:: LISTED ENTRIES ::

━━━━━━━━━━

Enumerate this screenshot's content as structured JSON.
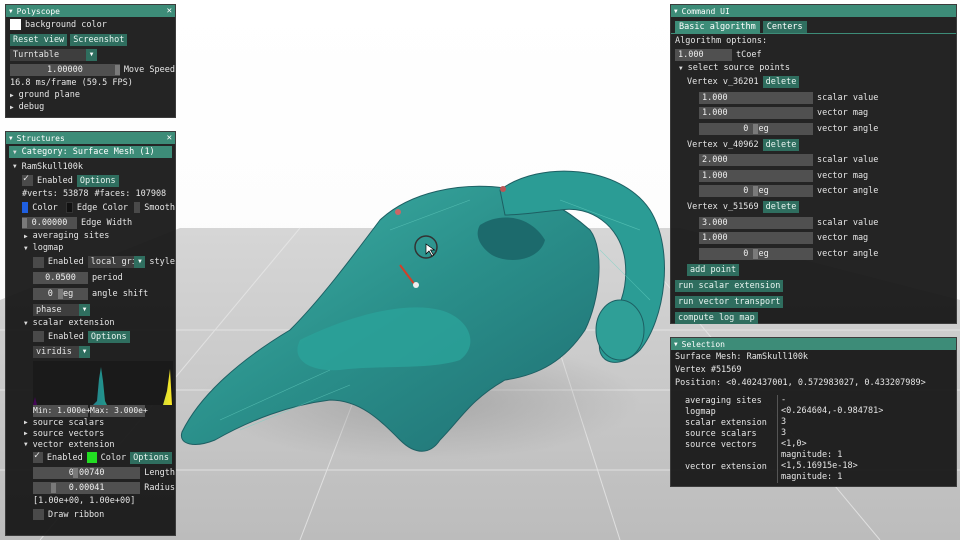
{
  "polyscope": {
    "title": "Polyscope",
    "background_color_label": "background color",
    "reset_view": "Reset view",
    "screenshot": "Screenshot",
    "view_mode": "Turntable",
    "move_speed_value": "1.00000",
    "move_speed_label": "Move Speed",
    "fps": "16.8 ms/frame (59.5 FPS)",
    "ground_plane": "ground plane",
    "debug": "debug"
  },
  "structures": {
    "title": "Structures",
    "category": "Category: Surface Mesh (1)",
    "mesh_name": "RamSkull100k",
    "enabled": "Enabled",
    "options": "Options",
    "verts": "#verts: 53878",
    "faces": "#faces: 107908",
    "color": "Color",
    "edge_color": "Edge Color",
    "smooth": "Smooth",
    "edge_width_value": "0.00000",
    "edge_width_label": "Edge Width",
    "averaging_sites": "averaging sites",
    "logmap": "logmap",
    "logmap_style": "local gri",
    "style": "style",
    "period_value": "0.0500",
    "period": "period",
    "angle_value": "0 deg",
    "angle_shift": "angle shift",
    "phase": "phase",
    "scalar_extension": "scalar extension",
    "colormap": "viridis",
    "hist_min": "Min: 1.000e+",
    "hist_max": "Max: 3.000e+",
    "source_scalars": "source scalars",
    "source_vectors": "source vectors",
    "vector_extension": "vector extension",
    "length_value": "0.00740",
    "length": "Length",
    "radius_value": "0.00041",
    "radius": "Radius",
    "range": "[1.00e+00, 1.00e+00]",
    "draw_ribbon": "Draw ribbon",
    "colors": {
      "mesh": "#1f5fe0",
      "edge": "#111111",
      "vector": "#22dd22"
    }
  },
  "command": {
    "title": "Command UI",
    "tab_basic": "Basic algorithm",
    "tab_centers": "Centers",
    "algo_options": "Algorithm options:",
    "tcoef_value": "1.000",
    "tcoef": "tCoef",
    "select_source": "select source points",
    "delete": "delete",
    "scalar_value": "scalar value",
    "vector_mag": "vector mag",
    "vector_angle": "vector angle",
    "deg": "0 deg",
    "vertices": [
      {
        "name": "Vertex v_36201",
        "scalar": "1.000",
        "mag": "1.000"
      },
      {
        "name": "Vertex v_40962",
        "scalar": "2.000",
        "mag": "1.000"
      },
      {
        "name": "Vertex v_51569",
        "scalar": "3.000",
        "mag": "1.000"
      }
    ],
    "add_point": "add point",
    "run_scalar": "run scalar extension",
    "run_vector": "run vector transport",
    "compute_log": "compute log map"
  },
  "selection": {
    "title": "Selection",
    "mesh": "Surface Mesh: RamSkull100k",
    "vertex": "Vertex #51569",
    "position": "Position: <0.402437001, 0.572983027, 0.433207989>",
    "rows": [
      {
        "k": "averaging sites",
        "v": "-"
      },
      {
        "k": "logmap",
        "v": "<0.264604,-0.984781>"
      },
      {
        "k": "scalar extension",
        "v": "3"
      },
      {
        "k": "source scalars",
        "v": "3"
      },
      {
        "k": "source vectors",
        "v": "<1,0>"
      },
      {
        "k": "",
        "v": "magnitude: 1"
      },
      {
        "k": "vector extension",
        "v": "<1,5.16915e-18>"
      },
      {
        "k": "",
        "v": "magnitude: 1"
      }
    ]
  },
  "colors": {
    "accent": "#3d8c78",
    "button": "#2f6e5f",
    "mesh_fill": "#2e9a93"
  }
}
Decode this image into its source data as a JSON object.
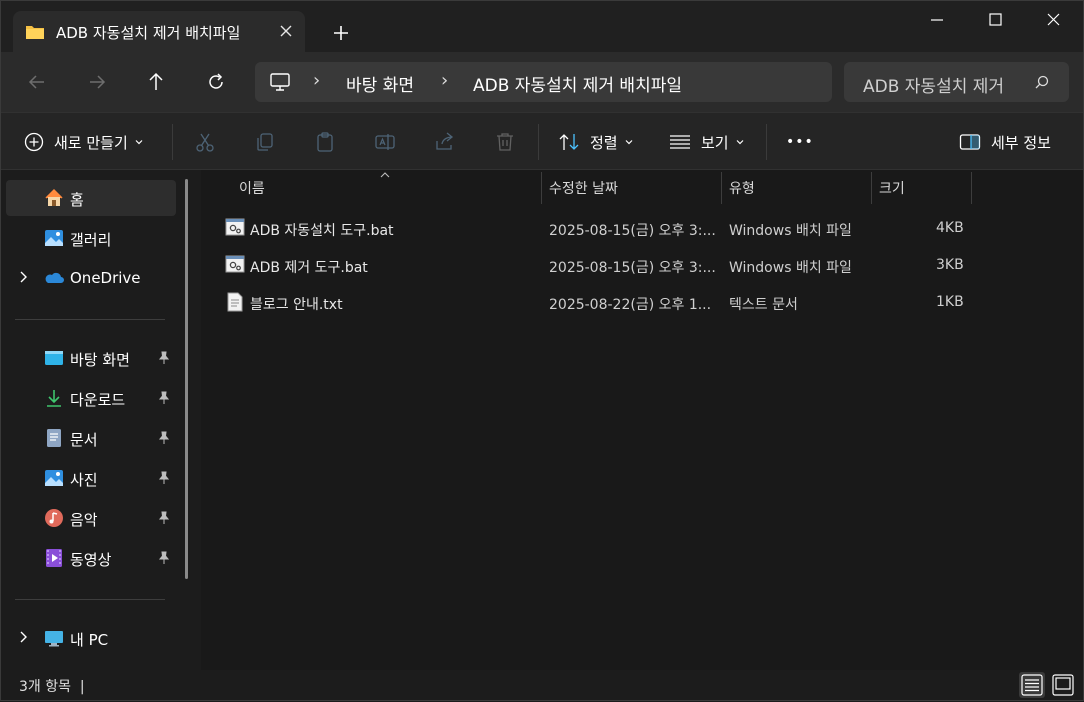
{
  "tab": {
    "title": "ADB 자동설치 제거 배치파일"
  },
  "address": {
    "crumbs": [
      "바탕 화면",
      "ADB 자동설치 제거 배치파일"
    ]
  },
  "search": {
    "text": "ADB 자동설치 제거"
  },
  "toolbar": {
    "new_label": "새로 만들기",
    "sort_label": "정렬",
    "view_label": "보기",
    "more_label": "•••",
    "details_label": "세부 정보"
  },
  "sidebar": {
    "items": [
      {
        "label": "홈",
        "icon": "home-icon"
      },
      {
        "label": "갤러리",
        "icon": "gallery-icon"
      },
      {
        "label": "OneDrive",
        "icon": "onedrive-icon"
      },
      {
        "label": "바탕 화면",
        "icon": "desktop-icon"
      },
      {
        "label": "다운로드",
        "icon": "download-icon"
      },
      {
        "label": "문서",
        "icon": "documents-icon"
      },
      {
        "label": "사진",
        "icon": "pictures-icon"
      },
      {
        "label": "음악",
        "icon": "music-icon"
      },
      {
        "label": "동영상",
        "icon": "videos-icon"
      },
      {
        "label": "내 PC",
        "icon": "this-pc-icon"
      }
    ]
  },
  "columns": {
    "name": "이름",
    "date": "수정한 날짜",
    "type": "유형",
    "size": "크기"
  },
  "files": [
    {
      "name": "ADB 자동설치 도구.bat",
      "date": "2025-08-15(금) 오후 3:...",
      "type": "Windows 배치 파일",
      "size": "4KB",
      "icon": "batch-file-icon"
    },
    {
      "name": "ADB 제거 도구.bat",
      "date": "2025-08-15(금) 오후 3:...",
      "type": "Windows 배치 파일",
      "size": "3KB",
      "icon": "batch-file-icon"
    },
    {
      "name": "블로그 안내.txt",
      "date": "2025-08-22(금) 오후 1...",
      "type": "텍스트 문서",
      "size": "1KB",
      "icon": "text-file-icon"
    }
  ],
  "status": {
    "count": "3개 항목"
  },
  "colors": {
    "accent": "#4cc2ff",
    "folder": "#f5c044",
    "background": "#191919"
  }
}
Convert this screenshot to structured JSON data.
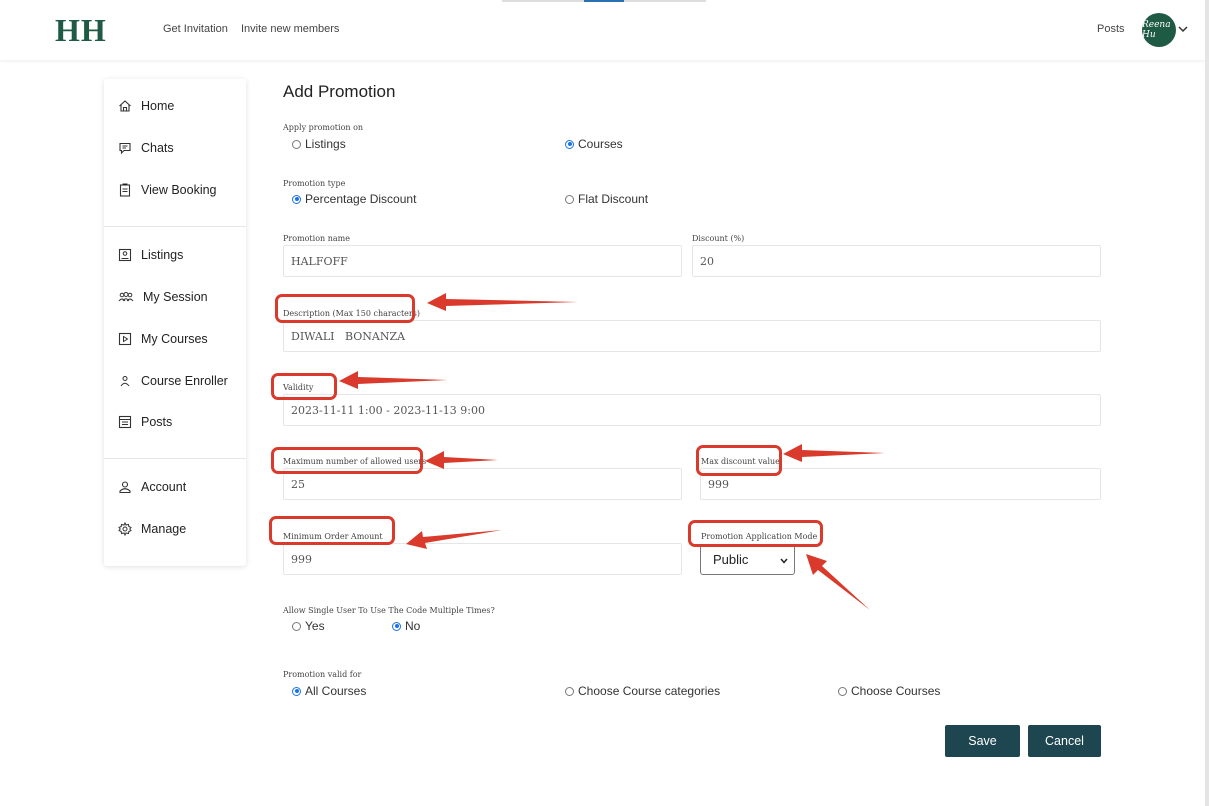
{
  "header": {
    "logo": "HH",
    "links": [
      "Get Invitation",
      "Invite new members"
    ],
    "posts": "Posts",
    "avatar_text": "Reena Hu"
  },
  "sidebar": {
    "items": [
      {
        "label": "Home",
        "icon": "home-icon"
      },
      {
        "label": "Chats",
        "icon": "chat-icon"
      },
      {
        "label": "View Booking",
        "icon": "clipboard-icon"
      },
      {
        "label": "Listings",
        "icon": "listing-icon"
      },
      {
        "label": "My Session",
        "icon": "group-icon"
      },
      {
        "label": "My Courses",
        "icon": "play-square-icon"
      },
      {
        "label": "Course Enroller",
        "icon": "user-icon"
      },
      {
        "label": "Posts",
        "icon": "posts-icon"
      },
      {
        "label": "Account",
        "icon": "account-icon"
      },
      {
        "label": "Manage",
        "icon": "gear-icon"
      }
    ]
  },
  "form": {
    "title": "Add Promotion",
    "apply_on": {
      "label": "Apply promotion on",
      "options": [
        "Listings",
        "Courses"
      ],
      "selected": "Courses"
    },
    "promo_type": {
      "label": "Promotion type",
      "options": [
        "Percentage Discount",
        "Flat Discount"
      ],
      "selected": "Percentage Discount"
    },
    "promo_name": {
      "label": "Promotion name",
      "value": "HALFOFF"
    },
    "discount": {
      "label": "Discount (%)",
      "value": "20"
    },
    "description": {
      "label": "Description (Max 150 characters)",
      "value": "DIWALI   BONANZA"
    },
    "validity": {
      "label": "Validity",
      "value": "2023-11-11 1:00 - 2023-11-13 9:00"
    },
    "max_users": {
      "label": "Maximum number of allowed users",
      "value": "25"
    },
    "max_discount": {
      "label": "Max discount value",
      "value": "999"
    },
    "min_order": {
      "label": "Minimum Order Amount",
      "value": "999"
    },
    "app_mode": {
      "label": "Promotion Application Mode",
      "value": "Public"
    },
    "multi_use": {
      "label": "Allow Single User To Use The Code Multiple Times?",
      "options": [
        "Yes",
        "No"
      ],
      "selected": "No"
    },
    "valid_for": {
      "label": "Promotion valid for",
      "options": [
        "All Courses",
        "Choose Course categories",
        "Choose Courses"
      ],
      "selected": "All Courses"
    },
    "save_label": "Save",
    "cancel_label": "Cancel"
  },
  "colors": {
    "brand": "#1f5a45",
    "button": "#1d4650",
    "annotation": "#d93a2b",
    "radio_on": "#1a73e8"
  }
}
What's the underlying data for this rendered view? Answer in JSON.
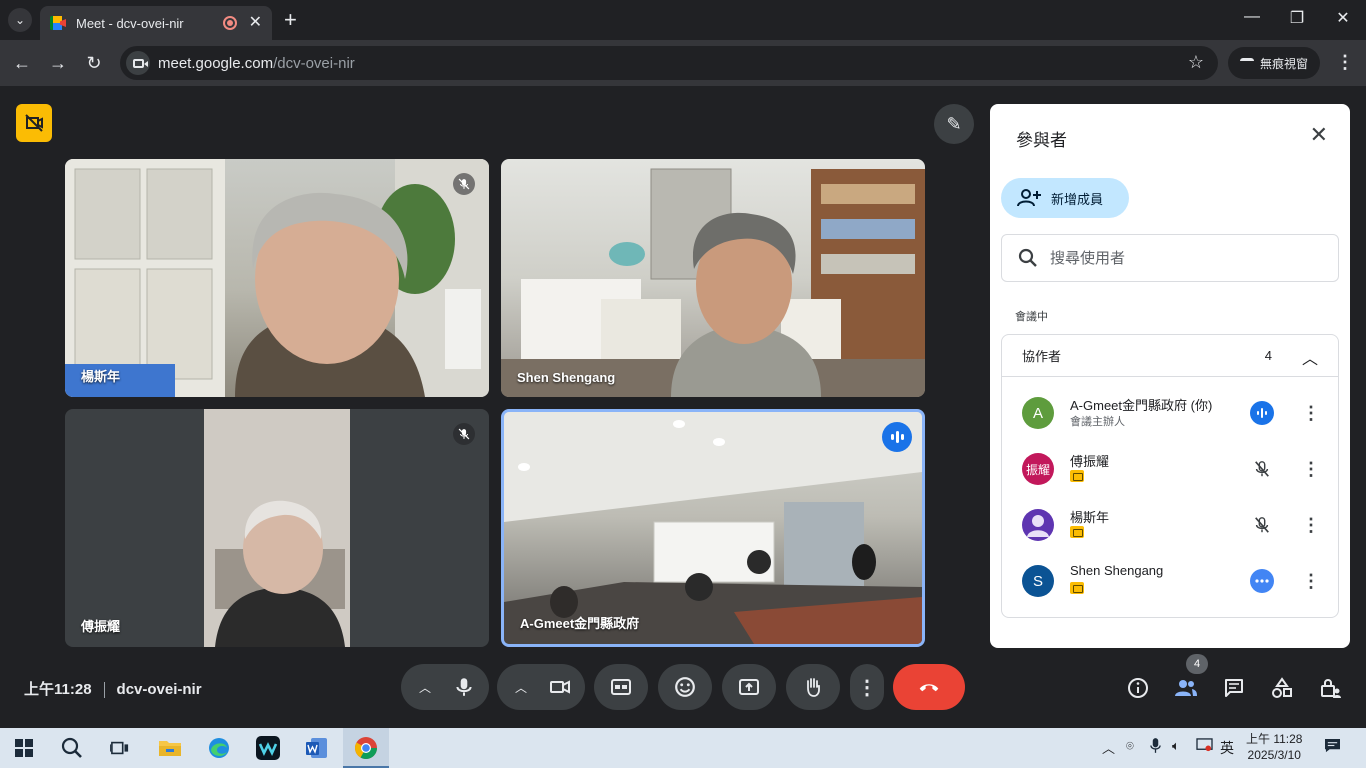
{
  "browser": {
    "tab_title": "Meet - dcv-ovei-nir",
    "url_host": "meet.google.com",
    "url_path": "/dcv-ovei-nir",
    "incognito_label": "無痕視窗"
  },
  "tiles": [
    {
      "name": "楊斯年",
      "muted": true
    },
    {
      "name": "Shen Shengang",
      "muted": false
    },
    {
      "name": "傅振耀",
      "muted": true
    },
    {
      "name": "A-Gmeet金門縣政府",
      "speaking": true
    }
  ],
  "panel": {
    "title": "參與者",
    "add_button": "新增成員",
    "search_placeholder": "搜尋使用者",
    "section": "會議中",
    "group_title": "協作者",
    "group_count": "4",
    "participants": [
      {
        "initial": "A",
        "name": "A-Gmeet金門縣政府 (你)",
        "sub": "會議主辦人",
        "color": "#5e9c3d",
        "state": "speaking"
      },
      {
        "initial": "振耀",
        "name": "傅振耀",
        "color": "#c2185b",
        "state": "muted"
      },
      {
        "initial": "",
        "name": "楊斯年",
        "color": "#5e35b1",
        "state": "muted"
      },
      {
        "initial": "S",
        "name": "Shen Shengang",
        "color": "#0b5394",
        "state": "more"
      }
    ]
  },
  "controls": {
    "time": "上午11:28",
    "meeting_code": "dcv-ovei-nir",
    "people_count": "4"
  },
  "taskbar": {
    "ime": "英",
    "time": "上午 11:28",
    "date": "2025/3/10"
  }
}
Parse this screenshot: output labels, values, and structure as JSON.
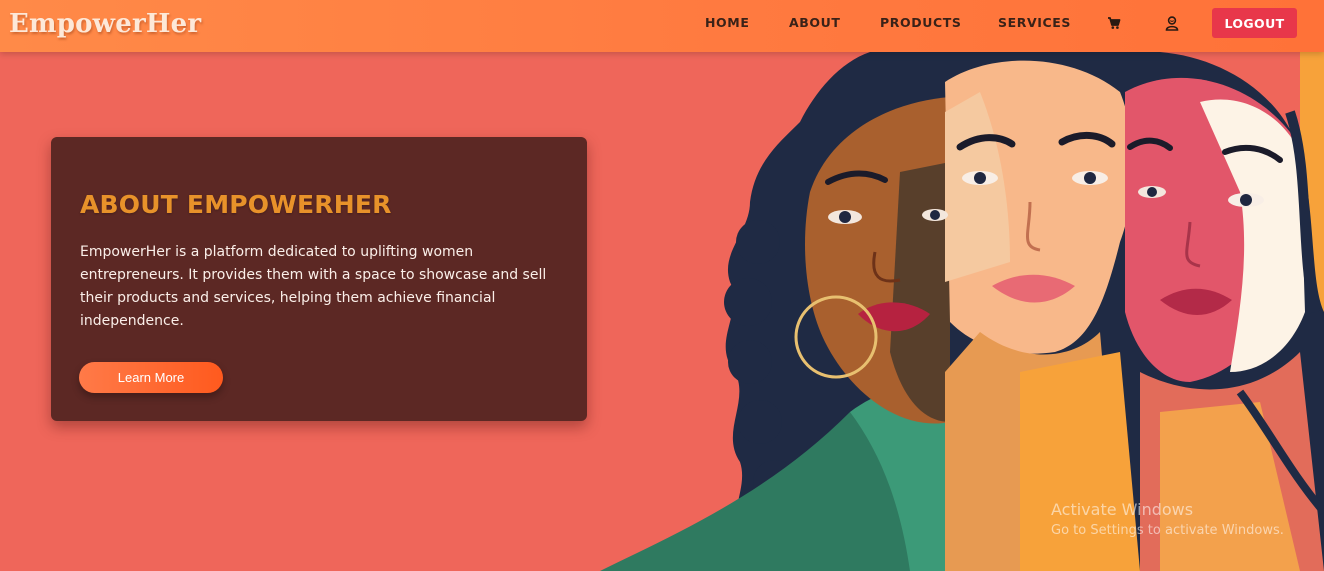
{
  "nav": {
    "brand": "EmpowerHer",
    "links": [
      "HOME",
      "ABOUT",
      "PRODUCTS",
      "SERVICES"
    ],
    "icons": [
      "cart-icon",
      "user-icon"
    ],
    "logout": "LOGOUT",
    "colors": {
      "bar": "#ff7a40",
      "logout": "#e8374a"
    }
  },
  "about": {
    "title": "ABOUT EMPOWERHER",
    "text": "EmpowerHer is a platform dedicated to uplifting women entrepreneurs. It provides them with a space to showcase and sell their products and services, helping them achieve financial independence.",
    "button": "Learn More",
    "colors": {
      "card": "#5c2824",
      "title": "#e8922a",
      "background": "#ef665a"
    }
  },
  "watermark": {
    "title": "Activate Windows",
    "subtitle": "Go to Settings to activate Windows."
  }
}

━━━━━━━━━━

:: TASK GOAL ::
Pick out the lines that have the word "structured". Copy them all.

:: FULL RESPONSE ::
Enumerate this screenshot's content as structured JSON.
Convert this screenshot to structured JSON data.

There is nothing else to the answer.